▶ _Exercise requirements_
Filter this material down to the lines that hold "name", copying each one.

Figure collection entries
++++++

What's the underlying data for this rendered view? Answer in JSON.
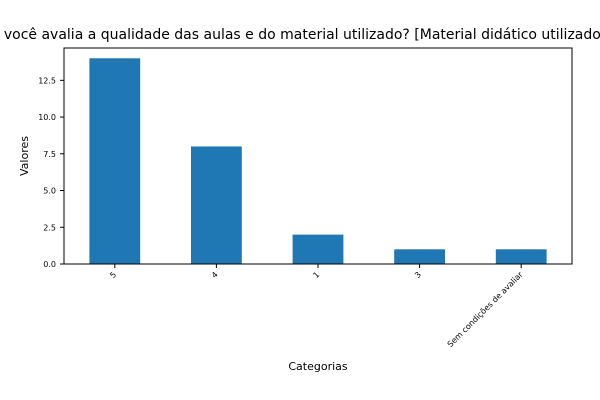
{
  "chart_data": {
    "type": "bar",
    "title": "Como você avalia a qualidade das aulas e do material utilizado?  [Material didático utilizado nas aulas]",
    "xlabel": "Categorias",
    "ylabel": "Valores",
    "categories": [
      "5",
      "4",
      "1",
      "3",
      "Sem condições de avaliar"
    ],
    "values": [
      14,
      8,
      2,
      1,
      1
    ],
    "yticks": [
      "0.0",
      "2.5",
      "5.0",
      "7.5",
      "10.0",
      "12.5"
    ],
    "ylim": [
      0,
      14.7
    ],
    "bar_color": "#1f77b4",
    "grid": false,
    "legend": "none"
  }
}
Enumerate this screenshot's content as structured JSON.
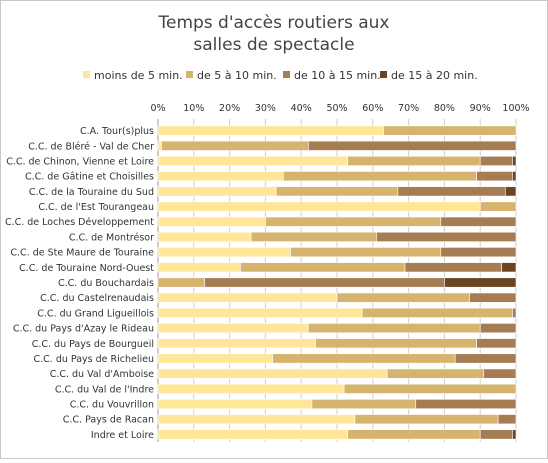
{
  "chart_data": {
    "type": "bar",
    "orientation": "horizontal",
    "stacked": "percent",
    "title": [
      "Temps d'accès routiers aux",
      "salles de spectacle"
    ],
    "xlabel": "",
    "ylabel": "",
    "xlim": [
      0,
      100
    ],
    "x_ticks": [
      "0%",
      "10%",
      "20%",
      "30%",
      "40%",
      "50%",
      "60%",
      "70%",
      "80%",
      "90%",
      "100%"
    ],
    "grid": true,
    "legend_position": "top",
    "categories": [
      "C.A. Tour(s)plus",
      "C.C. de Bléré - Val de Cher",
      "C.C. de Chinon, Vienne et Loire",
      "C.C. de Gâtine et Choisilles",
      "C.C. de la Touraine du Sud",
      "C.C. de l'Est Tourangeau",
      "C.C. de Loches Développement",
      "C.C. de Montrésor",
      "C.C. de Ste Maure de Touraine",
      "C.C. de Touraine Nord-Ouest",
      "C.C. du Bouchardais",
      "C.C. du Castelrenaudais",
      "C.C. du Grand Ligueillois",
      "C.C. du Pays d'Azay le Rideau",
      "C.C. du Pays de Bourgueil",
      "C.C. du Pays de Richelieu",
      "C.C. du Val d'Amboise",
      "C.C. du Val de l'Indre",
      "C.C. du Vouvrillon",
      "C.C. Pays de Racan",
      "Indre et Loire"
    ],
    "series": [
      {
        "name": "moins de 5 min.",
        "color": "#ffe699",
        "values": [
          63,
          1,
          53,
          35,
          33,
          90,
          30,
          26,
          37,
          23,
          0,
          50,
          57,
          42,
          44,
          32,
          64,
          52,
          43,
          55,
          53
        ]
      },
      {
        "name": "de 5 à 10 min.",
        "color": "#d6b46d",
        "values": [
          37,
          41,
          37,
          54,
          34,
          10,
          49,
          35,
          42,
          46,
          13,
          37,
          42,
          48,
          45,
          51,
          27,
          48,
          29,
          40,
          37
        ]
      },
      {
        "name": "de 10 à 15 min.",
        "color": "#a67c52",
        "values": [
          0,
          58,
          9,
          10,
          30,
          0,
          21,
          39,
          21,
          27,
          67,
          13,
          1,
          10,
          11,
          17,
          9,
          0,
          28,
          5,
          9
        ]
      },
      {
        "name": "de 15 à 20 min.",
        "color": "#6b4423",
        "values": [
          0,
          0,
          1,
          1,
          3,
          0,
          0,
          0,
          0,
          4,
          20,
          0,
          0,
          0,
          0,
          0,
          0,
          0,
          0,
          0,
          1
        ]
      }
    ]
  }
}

++++++

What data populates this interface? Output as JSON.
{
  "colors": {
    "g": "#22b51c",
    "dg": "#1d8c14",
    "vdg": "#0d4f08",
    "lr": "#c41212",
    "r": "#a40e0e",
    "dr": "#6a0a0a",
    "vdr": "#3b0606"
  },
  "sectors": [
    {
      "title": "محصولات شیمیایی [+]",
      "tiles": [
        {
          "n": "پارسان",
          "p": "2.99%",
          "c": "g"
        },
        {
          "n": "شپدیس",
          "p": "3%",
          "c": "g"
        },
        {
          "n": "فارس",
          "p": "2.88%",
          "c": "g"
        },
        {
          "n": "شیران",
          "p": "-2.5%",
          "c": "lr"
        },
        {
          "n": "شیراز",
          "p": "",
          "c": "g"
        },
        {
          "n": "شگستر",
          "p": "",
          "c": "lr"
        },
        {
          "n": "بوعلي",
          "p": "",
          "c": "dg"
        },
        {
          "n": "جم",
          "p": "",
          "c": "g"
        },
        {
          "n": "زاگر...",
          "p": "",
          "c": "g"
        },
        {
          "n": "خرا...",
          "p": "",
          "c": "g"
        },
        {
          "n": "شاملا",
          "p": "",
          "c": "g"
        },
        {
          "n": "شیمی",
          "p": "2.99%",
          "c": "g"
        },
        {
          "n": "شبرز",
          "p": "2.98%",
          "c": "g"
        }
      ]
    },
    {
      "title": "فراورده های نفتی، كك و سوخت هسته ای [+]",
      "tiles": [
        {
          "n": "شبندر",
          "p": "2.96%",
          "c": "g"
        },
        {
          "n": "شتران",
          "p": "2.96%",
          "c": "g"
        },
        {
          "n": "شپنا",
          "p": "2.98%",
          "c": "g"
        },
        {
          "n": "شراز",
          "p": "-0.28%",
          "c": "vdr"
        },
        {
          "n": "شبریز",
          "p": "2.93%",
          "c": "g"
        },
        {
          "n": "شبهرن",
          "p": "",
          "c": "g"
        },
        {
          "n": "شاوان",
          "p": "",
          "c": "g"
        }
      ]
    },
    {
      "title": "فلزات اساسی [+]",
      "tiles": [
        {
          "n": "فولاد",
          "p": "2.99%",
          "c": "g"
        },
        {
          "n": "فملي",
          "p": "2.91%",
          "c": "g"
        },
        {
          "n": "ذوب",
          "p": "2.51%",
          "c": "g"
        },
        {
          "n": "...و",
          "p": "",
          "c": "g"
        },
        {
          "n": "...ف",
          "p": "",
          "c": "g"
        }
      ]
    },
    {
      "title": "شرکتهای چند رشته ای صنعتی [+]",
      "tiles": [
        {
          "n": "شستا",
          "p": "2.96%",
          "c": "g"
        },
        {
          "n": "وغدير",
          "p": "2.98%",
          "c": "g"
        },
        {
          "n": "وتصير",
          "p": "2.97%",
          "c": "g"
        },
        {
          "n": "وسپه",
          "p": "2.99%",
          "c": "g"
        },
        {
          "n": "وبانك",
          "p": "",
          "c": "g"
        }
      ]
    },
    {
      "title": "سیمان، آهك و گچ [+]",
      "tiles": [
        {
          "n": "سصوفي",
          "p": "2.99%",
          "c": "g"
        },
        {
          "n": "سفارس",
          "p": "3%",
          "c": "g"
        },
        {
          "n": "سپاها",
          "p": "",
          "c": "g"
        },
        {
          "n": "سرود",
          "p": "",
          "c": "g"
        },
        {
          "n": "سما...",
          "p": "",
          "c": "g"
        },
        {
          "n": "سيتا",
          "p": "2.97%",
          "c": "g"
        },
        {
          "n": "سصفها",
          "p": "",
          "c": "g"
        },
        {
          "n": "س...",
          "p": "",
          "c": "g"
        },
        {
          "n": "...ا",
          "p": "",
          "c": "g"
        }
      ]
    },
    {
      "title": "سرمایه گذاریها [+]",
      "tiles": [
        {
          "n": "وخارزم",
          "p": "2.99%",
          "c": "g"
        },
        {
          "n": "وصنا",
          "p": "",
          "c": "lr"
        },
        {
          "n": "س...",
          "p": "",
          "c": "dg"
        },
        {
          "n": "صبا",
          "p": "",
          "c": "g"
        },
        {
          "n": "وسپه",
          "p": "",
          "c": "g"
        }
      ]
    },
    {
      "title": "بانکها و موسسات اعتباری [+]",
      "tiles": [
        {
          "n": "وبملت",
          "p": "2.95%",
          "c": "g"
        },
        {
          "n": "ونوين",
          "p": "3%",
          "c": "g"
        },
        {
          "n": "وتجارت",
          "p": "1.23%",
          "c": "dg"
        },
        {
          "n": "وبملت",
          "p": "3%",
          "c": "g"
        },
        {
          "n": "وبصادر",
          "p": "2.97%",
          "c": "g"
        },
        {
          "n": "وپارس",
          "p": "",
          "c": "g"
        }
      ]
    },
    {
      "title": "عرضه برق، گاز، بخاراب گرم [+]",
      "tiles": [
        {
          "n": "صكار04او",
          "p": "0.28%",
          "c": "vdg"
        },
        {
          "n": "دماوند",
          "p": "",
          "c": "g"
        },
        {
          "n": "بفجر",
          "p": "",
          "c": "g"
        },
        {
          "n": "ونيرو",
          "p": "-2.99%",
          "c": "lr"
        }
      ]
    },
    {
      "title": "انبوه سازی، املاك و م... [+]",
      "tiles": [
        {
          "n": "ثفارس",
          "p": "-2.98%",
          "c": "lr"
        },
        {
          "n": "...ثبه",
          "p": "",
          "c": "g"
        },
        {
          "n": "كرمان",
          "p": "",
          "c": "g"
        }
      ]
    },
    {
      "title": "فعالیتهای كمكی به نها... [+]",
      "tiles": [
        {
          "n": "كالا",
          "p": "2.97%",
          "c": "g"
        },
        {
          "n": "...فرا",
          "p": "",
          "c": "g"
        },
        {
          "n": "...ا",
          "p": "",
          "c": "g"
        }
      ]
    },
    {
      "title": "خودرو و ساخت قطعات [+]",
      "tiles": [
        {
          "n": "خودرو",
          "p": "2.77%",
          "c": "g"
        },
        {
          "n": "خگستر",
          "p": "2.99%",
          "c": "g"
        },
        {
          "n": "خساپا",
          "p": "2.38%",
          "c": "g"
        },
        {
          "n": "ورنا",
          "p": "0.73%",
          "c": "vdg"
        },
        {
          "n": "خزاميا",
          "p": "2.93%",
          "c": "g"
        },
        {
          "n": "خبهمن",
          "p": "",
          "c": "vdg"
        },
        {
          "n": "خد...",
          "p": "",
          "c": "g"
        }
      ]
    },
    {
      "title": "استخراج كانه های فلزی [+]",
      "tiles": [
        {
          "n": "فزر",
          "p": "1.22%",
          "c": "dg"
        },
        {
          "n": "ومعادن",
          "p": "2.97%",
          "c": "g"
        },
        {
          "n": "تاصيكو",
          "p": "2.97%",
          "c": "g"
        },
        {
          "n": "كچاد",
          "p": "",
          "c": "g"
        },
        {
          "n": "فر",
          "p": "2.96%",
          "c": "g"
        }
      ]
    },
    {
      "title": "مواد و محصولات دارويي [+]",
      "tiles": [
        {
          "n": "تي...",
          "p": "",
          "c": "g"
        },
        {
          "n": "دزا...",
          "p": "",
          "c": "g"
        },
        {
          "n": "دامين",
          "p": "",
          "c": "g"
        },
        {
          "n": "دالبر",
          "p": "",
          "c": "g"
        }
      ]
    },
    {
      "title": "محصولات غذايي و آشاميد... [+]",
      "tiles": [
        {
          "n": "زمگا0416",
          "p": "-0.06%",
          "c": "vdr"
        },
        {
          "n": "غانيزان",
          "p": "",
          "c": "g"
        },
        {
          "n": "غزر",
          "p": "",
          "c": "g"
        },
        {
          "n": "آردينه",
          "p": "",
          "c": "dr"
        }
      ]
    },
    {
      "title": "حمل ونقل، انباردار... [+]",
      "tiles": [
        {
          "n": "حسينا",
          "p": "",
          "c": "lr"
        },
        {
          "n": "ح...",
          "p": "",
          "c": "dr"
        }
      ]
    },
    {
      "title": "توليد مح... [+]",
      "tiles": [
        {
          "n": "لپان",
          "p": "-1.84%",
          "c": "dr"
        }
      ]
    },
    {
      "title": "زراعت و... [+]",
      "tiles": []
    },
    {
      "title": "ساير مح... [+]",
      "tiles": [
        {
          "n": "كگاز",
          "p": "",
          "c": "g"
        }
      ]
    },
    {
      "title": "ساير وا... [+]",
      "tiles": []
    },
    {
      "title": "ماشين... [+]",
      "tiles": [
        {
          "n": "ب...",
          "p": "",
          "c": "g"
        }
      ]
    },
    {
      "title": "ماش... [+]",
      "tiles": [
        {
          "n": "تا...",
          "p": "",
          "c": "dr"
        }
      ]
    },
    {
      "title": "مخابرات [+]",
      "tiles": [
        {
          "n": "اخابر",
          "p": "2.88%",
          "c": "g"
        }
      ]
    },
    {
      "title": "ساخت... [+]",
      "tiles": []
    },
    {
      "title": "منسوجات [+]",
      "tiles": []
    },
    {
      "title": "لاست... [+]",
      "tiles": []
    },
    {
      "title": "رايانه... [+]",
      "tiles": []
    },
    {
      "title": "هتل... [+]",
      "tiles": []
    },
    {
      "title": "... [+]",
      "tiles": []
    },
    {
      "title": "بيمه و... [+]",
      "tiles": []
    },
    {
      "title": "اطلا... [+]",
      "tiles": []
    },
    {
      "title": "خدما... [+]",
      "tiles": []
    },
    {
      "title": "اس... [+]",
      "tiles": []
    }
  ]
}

++++++

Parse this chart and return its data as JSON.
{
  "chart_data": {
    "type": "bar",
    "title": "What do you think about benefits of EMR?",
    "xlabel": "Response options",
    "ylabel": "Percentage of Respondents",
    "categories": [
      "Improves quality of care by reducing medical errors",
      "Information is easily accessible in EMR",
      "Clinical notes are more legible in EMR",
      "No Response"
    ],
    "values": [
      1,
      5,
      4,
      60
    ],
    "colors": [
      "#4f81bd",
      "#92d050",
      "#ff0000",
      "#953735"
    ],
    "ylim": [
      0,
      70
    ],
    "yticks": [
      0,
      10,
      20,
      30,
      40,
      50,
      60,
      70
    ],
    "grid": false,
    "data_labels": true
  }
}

++++++

▶ _Output_
        "name": "moins de 5 min.",
        "name": "de 5 à 10 min.",
        "name": "de 10 à 15 min.",
        "name": "de 15 à 20 min.",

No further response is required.